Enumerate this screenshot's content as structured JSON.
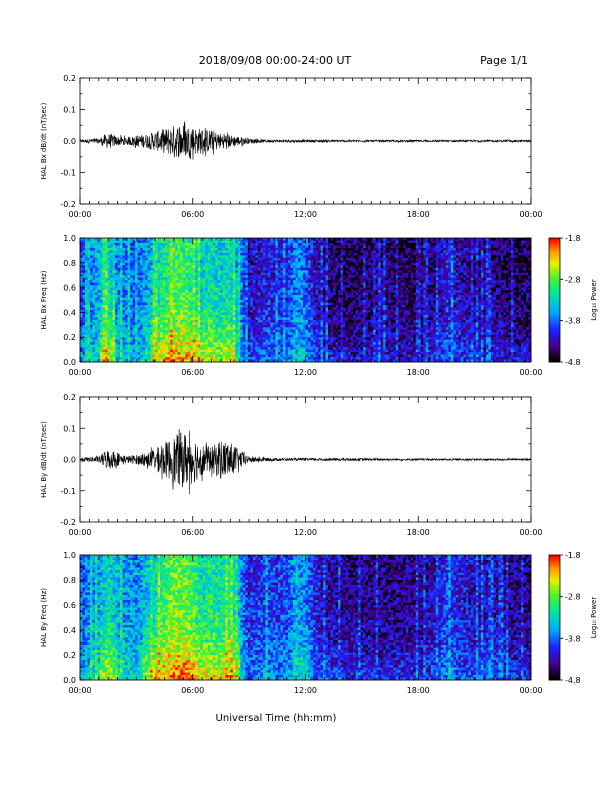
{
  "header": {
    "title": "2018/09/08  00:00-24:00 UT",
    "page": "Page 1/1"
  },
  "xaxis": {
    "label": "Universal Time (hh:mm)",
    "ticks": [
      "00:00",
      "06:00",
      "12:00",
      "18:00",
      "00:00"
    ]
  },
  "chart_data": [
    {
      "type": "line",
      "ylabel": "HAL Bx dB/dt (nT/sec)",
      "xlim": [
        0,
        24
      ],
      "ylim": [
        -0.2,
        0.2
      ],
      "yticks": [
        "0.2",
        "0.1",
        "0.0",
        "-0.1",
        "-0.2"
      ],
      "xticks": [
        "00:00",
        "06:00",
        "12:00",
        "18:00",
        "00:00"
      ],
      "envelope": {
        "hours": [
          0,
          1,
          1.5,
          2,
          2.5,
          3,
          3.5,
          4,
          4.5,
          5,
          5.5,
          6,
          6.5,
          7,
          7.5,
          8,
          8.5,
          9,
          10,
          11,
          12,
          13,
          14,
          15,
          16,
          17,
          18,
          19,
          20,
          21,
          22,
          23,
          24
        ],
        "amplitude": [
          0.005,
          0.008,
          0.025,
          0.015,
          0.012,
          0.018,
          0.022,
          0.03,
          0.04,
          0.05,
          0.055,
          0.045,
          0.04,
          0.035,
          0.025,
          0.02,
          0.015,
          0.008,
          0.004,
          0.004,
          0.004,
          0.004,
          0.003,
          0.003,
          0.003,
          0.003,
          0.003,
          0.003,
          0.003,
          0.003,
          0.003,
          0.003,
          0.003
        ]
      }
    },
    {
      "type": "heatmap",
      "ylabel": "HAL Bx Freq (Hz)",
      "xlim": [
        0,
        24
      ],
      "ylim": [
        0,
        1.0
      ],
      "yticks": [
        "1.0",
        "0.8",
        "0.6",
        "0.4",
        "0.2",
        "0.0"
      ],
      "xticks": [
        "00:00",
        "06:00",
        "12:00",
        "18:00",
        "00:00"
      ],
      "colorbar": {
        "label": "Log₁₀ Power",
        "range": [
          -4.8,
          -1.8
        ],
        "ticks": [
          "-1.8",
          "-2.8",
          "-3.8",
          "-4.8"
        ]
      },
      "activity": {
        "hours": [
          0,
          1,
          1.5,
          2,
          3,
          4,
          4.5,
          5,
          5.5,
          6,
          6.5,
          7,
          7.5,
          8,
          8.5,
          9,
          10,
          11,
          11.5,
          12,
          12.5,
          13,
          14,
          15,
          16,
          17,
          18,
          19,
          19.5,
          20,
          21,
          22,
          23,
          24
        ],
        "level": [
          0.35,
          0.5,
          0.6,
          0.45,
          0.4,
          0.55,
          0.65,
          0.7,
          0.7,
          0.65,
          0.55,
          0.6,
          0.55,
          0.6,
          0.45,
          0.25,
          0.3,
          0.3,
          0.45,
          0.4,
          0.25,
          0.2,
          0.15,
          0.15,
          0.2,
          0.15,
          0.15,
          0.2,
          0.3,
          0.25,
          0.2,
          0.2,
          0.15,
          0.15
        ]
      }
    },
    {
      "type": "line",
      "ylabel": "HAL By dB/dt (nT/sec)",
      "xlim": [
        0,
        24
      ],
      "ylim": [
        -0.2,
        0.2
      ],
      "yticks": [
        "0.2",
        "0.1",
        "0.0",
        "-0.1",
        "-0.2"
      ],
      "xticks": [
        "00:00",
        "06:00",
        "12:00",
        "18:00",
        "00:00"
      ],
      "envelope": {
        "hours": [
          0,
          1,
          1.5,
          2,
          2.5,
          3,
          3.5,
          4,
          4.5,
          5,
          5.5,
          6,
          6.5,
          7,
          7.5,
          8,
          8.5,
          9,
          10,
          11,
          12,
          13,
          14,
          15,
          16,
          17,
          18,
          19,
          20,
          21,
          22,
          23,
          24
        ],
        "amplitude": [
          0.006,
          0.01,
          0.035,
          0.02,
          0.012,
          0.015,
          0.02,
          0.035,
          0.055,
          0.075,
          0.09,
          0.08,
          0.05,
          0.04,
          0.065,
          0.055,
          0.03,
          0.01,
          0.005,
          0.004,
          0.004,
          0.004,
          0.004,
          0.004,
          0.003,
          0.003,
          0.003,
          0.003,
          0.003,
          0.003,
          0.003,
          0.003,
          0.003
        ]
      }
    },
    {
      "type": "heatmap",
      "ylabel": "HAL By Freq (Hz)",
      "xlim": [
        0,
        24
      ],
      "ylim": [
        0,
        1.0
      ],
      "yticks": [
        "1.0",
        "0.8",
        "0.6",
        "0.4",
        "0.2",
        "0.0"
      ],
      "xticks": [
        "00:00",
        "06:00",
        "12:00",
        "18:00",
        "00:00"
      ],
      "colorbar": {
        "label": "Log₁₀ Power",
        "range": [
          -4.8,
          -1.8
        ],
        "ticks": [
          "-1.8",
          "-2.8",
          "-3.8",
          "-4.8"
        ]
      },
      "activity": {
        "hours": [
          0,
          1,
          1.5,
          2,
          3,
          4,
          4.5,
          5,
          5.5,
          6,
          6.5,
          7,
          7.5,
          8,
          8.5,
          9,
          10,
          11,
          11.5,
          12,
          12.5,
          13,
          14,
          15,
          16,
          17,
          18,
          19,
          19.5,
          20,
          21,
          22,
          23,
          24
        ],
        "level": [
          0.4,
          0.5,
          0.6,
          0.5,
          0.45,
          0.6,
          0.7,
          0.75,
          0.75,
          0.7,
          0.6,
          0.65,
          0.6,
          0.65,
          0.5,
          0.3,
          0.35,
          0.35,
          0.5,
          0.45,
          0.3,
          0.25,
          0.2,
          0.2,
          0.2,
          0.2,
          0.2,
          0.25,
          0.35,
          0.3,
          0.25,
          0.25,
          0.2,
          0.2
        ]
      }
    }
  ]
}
- - - -
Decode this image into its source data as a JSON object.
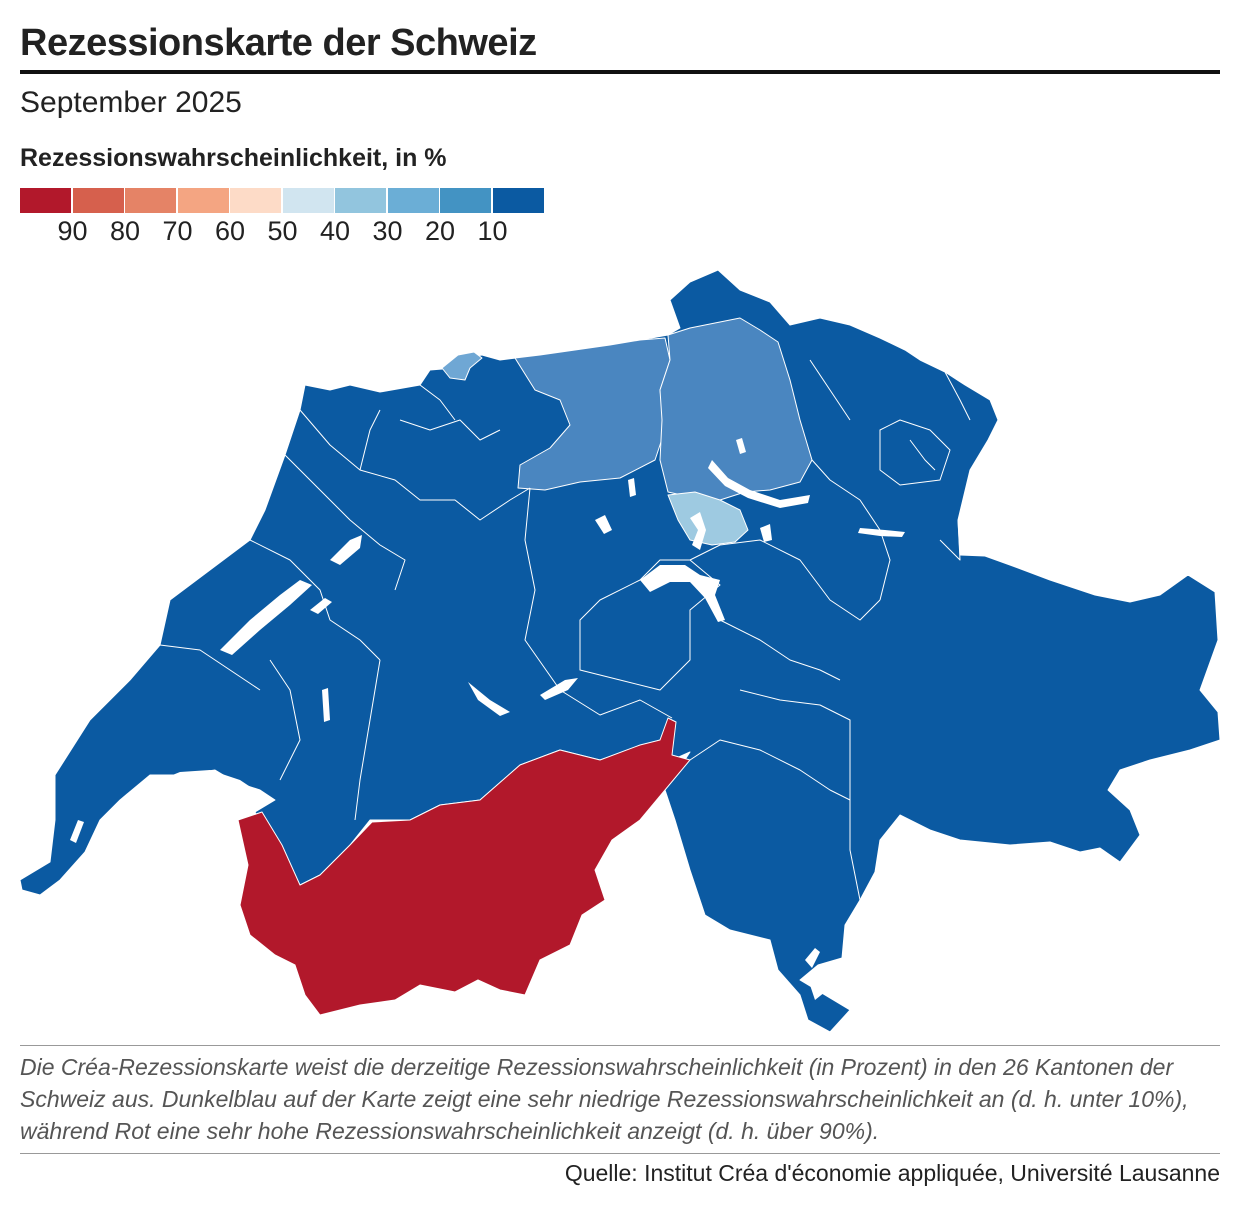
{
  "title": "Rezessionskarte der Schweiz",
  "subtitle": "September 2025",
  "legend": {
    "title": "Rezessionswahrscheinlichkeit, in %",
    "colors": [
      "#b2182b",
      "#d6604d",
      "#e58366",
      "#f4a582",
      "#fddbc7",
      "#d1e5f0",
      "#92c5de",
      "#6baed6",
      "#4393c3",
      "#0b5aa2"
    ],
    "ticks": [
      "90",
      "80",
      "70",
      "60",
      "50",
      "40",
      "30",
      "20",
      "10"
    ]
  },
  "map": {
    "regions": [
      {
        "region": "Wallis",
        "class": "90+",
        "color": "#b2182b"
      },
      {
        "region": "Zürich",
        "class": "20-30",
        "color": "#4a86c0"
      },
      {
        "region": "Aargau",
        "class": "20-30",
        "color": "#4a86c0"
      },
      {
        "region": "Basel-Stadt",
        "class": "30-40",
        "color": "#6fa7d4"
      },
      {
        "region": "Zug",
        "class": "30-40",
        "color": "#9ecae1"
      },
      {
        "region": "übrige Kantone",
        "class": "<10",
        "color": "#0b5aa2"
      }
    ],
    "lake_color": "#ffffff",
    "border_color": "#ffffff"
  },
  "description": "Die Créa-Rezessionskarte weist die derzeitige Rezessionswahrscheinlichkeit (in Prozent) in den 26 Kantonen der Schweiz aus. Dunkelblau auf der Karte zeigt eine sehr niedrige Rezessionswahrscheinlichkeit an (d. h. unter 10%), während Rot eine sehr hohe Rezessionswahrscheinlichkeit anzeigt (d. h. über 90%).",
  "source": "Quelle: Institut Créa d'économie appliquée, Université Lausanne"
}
- - - -
Given problem: Find the word "ylabel" in the records and pull out each line that has it.

Solution to this problem:
      "ylabel": "HAL Bx dB/dt (nT/sec)",
      "ylabel": "HAL Bx Freq (Hz)",
      "ylabel": "HAL By dB/dt (nT/sec)",
      "ylabel": "HAL By Freq (Hz)",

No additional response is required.